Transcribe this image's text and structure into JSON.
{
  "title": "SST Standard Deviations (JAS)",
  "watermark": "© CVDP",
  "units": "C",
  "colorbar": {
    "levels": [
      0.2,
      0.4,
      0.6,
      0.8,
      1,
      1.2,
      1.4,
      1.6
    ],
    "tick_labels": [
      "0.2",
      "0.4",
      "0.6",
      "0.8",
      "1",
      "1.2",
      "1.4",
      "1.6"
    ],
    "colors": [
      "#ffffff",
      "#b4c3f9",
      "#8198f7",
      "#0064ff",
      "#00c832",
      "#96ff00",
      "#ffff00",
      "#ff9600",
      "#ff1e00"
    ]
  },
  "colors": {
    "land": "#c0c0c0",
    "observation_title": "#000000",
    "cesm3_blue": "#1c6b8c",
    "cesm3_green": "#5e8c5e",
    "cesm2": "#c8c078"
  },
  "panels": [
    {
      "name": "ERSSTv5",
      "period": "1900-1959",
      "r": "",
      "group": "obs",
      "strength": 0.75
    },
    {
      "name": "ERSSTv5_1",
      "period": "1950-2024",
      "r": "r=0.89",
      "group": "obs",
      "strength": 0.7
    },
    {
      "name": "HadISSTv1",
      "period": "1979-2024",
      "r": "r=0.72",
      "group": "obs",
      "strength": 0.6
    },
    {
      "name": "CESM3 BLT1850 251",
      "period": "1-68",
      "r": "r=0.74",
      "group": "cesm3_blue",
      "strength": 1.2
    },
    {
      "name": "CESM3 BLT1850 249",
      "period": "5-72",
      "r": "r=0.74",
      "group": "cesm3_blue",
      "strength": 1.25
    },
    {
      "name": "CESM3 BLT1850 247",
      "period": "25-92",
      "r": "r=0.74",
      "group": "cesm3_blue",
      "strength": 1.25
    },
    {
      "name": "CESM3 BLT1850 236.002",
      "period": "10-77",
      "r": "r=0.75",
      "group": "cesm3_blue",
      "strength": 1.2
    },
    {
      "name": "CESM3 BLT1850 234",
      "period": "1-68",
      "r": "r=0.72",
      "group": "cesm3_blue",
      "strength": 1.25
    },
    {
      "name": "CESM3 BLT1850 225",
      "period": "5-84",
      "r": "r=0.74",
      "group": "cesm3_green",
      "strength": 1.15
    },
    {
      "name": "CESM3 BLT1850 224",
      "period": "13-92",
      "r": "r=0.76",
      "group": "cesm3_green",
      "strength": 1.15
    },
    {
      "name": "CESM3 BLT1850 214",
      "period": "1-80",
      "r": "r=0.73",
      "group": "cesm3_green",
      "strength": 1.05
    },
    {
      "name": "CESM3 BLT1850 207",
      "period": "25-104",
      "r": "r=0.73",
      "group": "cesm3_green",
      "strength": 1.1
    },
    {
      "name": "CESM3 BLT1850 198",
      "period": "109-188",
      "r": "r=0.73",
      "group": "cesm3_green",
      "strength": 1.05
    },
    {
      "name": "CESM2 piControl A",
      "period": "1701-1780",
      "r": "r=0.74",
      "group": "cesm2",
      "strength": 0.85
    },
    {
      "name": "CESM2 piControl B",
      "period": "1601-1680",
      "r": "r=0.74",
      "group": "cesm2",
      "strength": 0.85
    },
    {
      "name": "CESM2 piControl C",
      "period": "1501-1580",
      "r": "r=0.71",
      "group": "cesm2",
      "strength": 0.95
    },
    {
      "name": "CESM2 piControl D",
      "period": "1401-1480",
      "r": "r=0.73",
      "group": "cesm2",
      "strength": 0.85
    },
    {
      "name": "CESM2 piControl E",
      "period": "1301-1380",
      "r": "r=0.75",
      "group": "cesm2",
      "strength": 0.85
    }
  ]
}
########
*What is asked*
Each entry above is to be quoted exactly.

*Task response*
Transcribe this image's text and structure into JSON.
{
  "title": "SST Standard Deviations (JAS)",
  "watermark": "© CVDP",
  "units": "C",
  "colorbar": {
    "levels": [
      0.2,
      0.4,
      0.6,
      0.8,
      1,
      1.2,
      1.4,
      1.6
    ],
    "tick_labels": [
      "0.2",
      "0.4",
      "0.6",
      "0.8",
      "1",
      "1.2",
      "1.4",
      "1.6"
    ],
    "colors": [
      "#ffffff",
      "#b4c3f9",
      "#8198f7",
      "#0064ff",
      "#00c832",
      "#96ff00",
      "#ffff00",
      "#ff9600",
      "#ff1e00"
    ]
  },
  "colors": {
    "land": "#c0c0c0",
    "observation_title": "#000000",
    "cesm3_blue": "#1c6b8c",
    "cesm3_green": "#5e8c5e",
    "cesm2": "#c8c078"
  },
  "panels": [
    {
      "name": "ERSSTv5",
      "period": "1900-1959",
      "r": "",
      "group": "obs",
      "strength": 0.75
    },
    {
      "name": "ERSSTv5_1",
      "period": "1950-2024",
      "r": "r=0.89",
      "group": "obs",
      "strength": 0.7
    },
    {
      "name": "HadISSTv1",
      "period": "1979-2024",
      "r": "r=0.72",
      "group": "obs",
      "strength": 0.6
    },
    {
      "name": "CESM3 BLT1850 251",
      "period": "1-68",
      "r": "r=0.74",
      "group": "cesm3_blue",
      "strength": 1.2
    },
    {
      "name": "CESM3 BLT1850 249",
      "period": "5-72",
      "r": "r=0.74",
      "group": "cesm3_blue",
      "strength": 1.25
    },
    {
      "name": "CESM3 BLT1850 247",
      "period": "25-92",
      "r": "r=0.74",
      "group": "cesm3_blue",
      "strength": 1.25
    },
    {
      "name": "CESM3 BLT1850 236.002",
      "period": "10-77",
      "r": "r=0.75",
      "group": "cesm3_blue",
      "strength": 1.2
    },
    {
      "name": "CESM3 BLT1850 234",
      "period": "1-68",
      "r": "r=0.72",
      "group": "cesm3_blue",
      "strength": 1.25
    },
    {
      "name": "CESM3 BLT1850 225",
      "period": "5-84",
      "r": "r=0.74",
      "group": "cesm3_green",
      "strength": 1.15
    },
    {
      "name": "CESM3 BLT1850 224",
      "period": "13-92",
      "r": "r=0.76",
      "group": "cesm3_green",
      "strength": 1.15
    },
    {
      "name": "CESM3 BLT1850 214",
      "period": "1-80",
      "r": "r=0.73",
      "group": "cesm3_green",
      "strength": 1.05
    },
    {
      "name": "CESM3 BLT1850 207",
      "period": "25-104",
      "r": "r=0.73",
      "group": "cesm3_green",
      "strength": 1.1
    },
    {
      "name": "CESM3 BLT1850 198",
      "period": "109-188",
      "r": "r=0.73",
      "group": "cesm3_green",
      "strength": 1.05
    },
    {
      "name": "CESM2 piControl A",
      "period": "1701-1780",
      "r": "r=0.74",
      "group": "cesm2",
      "strength": 0.85
    },
    {
      "name": "CESM2 piControl B",
      "period": "1601-1680",
      "r": "r=0.74",
      "group": "cesm2",
      "strength": 0.85
    },
    {
      "name": "CESM2 piControl C",
      "period": "1501-1580",
      "r": "r=0.71",
      "group": "cesm2",
      "strength": 0.95
    },
    {
      "name": "CESM2 piControl D",
      "period": "1401-1480",
      "r": "r=0.73",
      "group": "cesm2",
      "strength": 0.85
    },
    {
      "name": "CESM2 piControl E",
      "period": "1301-1380",
      "r": "r=0.75",
      "group": "cesm2",
      "strength": 0.85
    }
  ]
}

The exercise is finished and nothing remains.